┌──
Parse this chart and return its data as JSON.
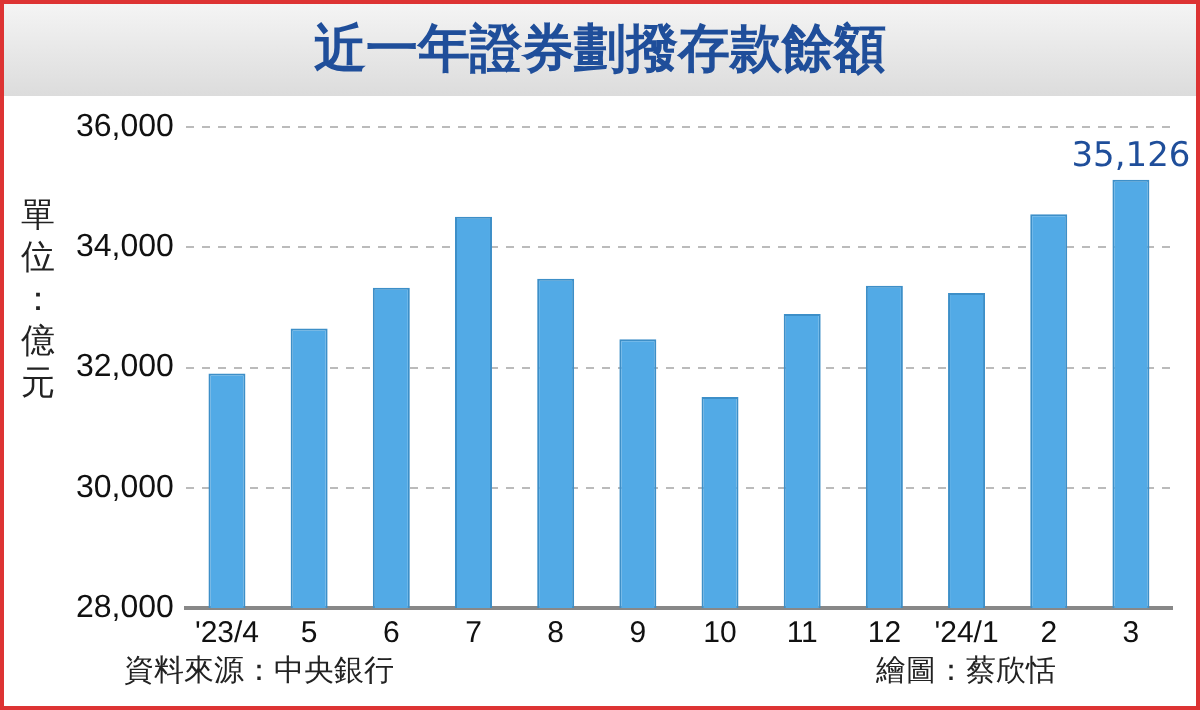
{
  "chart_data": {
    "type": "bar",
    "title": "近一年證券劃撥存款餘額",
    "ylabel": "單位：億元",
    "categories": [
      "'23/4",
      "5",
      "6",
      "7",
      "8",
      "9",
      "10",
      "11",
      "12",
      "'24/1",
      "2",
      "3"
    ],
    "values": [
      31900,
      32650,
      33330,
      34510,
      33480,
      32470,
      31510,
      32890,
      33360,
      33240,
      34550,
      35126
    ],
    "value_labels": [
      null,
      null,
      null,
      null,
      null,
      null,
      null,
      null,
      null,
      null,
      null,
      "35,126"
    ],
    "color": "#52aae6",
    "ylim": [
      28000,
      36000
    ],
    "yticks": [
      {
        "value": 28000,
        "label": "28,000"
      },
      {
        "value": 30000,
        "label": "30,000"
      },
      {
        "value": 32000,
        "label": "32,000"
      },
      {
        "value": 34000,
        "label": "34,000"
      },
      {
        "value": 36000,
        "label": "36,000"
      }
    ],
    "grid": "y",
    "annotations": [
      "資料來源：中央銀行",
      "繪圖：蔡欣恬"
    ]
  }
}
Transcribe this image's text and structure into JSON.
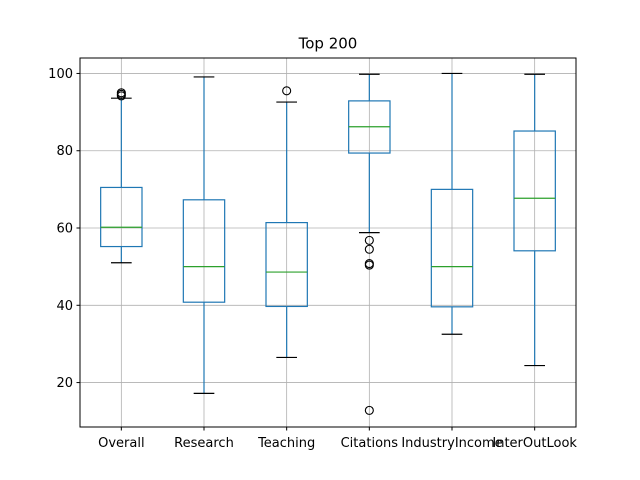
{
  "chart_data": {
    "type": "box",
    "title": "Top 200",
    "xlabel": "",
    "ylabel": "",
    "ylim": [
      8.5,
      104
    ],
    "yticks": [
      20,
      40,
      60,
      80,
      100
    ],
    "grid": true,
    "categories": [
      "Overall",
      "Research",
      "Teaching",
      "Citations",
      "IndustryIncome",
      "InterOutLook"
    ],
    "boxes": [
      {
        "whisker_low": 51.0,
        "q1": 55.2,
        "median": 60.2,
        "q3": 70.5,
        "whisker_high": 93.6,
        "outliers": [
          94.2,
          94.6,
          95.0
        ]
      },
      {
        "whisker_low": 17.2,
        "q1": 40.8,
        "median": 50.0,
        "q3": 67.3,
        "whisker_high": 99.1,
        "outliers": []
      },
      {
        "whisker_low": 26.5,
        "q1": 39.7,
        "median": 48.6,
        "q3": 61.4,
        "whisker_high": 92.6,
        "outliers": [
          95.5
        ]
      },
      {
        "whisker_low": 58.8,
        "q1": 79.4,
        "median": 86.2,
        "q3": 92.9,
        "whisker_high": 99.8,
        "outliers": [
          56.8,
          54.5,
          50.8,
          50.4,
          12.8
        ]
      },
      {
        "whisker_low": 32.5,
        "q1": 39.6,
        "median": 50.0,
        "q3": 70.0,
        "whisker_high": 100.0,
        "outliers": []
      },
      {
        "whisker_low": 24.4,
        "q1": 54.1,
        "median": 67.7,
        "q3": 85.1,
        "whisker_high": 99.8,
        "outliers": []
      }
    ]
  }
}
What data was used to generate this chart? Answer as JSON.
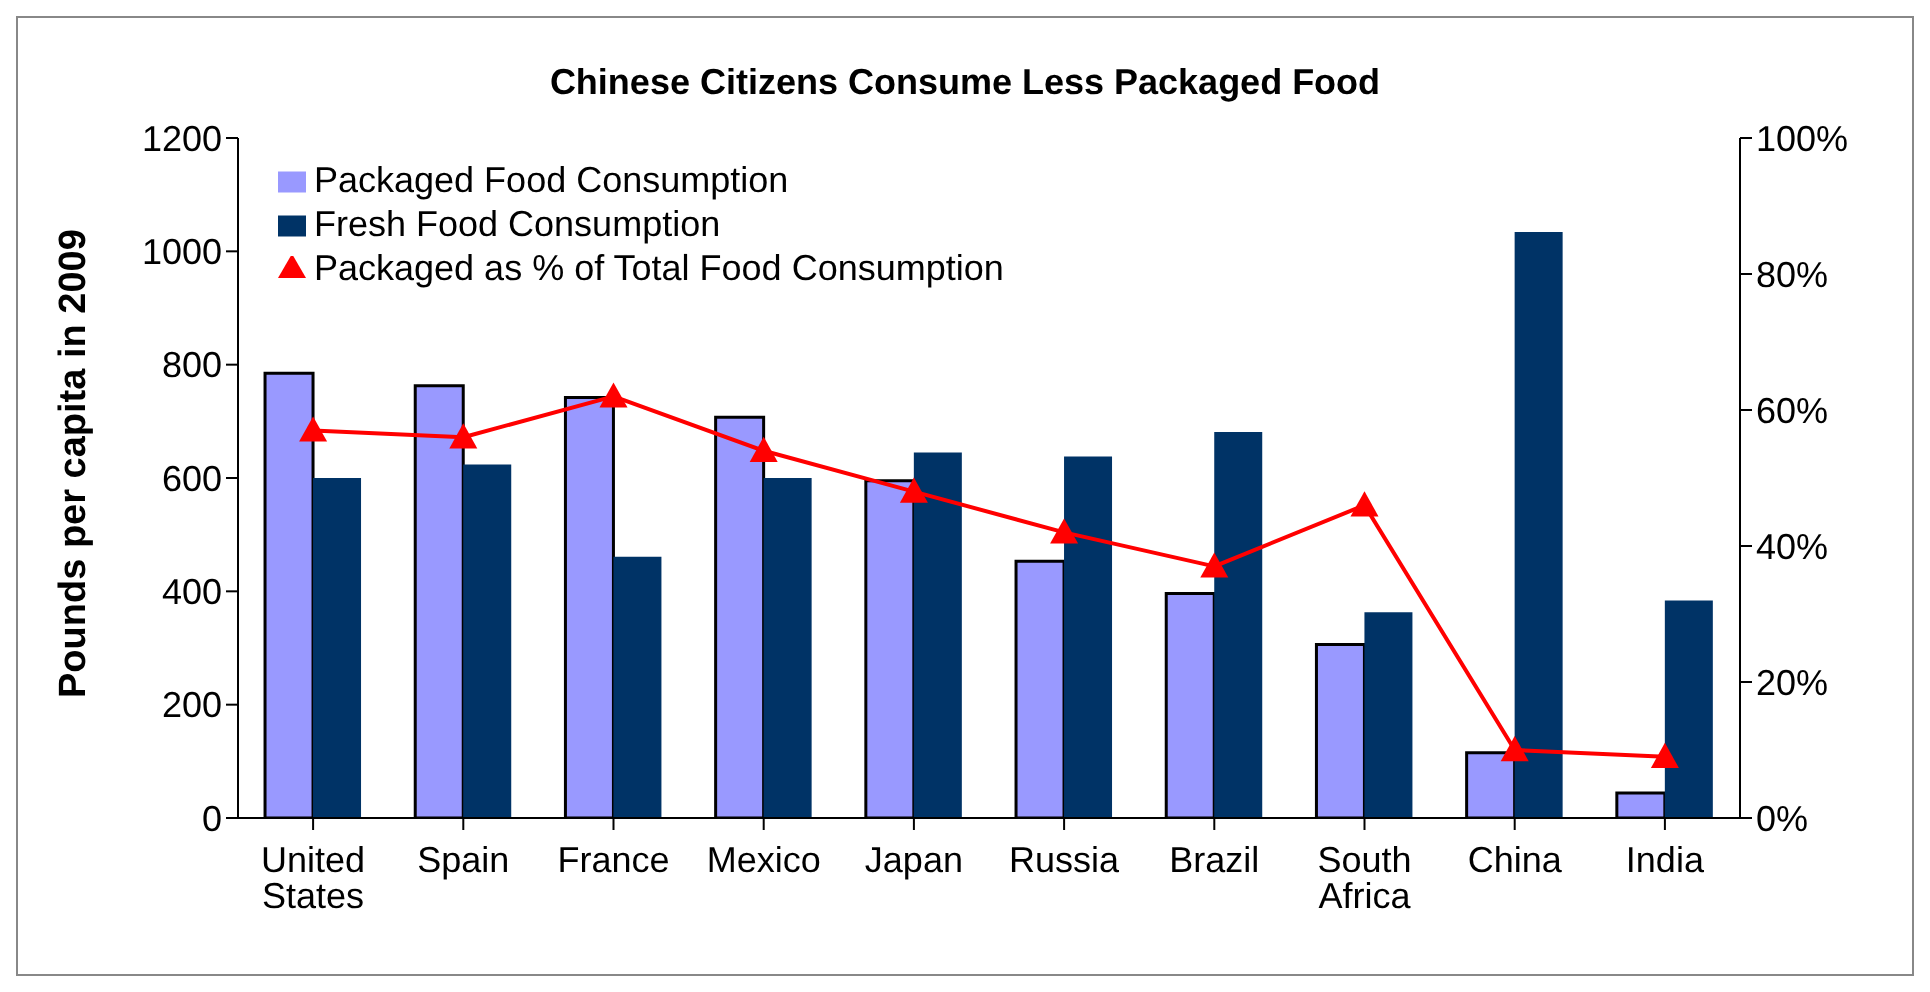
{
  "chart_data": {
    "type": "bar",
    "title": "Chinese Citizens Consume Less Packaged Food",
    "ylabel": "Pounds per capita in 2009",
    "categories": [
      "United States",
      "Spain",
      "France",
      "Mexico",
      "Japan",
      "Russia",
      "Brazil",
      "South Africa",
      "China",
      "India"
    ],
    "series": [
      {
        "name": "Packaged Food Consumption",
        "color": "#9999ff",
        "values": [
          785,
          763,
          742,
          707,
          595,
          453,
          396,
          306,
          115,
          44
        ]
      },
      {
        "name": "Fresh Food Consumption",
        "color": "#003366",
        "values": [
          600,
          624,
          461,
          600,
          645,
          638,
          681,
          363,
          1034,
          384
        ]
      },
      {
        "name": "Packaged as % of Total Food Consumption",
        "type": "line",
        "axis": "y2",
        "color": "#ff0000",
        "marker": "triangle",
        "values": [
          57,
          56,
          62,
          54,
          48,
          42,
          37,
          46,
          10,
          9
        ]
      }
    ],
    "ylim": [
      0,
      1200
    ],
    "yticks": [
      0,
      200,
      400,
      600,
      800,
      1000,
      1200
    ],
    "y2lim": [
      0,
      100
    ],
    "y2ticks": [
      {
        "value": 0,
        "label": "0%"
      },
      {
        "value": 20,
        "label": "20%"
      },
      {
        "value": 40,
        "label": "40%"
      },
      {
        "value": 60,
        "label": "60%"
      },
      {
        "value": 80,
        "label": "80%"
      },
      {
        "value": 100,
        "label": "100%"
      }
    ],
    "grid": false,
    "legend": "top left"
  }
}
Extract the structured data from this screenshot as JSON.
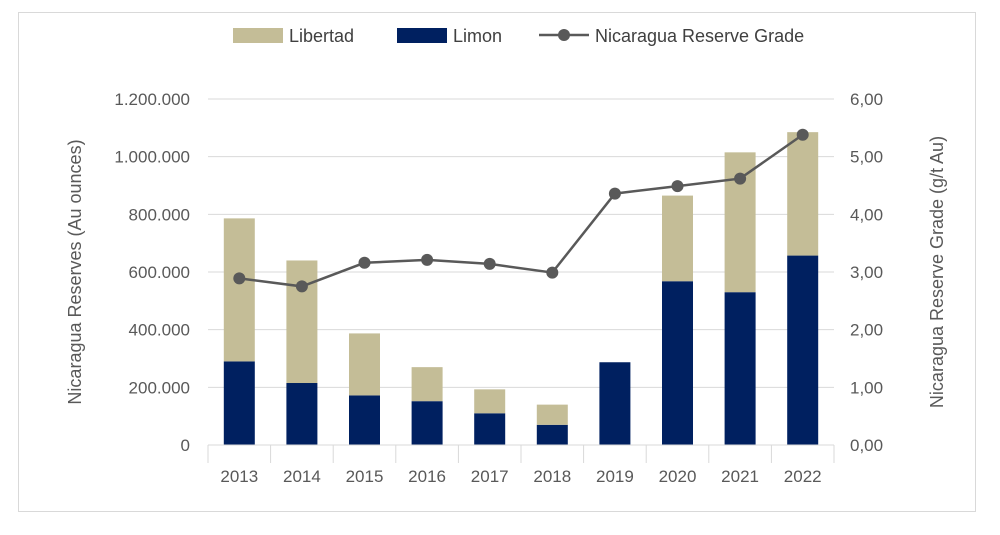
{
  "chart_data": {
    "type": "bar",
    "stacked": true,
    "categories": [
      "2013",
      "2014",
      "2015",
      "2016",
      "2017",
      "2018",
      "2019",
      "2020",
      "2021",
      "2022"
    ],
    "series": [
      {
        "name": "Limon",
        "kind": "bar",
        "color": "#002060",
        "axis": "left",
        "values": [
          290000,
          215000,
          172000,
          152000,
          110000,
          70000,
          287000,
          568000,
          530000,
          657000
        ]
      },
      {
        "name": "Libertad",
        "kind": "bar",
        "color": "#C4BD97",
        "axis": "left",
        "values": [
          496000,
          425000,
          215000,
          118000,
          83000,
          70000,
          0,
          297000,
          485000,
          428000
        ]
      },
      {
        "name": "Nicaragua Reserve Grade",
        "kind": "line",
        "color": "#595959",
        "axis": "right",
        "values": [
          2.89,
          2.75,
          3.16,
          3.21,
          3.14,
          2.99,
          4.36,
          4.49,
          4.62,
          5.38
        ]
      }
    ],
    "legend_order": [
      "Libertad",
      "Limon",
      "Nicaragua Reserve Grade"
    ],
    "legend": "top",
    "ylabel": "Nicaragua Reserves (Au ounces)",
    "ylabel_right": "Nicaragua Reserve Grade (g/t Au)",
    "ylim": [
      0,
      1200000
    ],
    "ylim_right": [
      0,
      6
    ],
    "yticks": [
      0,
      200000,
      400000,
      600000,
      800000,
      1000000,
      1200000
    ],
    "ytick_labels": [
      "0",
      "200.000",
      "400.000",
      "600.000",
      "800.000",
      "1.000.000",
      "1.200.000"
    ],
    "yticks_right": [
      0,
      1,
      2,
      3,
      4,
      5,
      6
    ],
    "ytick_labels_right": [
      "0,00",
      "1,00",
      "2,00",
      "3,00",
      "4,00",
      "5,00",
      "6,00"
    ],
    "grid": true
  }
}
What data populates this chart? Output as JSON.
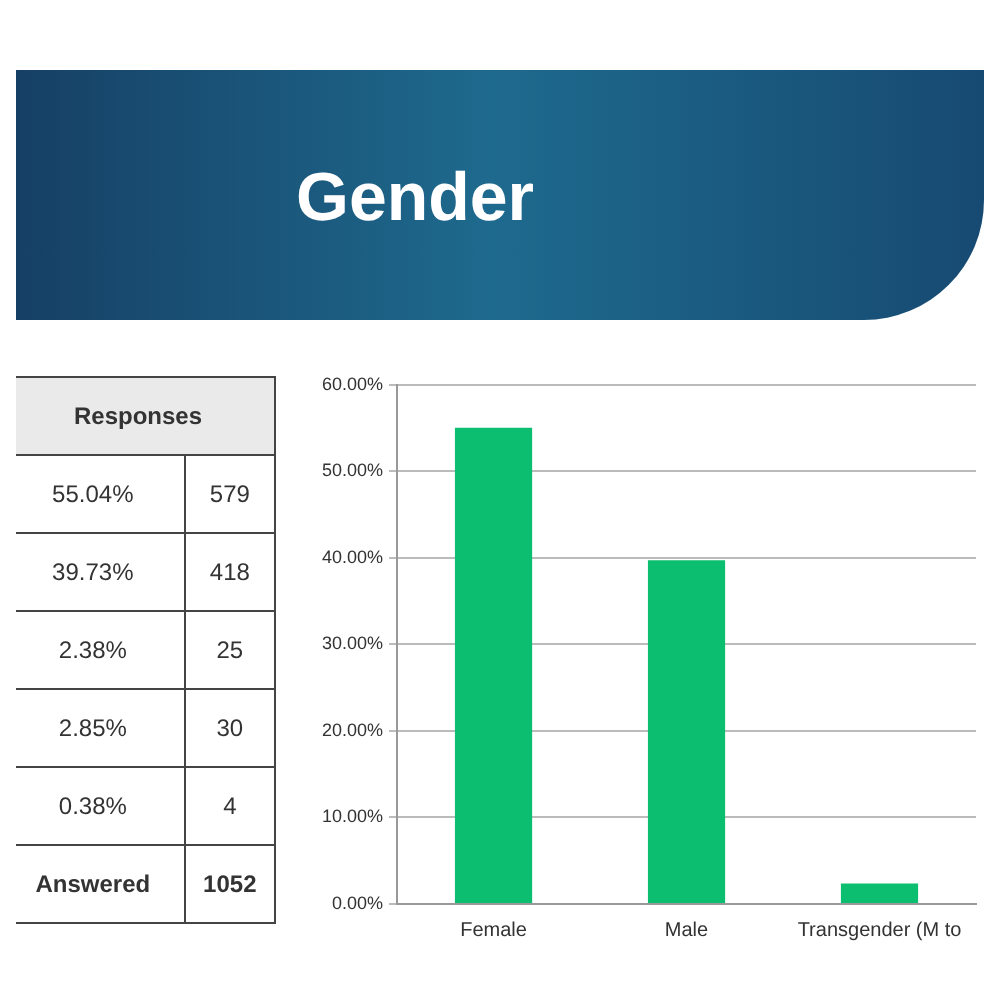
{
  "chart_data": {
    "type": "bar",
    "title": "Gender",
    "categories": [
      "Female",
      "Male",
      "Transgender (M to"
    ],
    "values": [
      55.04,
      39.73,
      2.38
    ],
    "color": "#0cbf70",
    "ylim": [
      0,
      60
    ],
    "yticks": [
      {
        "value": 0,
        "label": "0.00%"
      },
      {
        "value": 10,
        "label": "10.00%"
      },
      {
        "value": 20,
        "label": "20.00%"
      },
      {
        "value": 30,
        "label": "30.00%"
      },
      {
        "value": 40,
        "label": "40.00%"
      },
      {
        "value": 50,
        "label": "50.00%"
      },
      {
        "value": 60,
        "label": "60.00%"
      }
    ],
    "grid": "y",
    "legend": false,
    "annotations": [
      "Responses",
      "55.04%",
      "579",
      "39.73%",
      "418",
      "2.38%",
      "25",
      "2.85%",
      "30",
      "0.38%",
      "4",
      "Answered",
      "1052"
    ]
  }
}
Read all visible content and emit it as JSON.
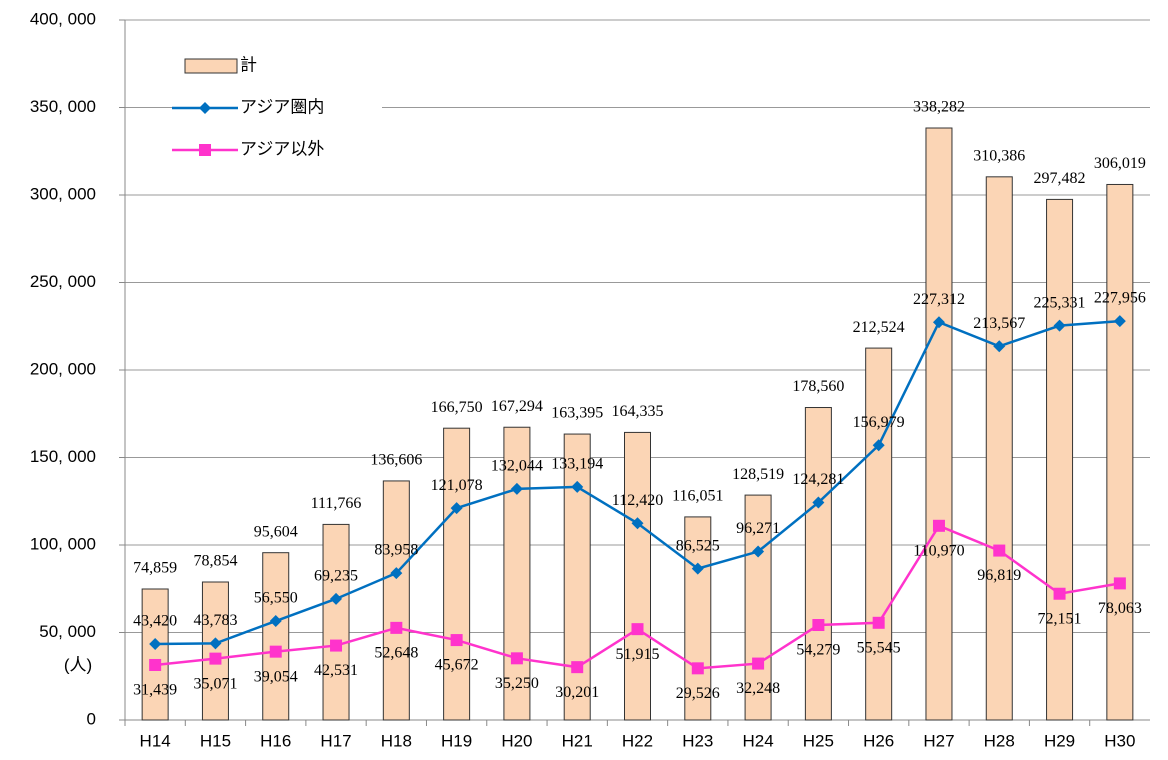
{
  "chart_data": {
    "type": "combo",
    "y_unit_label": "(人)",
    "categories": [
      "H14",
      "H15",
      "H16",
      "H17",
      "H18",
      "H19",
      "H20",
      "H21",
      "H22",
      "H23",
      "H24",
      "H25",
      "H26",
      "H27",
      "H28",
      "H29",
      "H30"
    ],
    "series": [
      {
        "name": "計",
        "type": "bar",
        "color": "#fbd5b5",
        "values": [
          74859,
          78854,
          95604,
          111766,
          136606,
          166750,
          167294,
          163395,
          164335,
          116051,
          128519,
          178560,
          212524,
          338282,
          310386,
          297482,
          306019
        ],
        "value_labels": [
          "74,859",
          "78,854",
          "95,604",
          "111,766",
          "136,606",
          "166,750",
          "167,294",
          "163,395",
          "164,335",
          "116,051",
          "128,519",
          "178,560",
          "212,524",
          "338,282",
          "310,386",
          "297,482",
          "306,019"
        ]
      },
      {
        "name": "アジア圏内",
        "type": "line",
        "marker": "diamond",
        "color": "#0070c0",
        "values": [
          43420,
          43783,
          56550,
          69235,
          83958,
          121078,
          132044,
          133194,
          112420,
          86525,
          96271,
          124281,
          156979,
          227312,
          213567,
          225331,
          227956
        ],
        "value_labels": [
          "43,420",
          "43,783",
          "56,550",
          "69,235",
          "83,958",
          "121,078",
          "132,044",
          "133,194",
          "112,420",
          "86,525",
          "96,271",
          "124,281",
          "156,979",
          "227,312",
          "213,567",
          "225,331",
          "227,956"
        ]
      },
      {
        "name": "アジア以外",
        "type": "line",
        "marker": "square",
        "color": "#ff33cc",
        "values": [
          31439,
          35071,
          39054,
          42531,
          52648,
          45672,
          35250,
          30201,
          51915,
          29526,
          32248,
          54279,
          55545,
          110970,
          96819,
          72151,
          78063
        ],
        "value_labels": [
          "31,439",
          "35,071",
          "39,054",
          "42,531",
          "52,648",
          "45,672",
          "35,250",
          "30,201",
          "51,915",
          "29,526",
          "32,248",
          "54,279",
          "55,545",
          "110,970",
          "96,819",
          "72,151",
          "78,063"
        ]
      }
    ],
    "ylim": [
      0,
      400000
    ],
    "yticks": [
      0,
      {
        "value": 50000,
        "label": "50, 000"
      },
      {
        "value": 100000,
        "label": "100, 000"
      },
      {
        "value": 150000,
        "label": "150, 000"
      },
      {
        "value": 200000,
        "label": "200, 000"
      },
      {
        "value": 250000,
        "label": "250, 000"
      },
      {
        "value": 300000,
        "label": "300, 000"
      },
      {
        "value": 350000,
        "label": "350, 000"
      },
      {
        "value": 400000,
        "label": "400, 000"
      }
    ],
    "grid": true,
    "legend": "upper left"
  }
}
└──
- Direction: Report the number of lines holding the string "Grade", without any other words.

- Result for this exercise: 3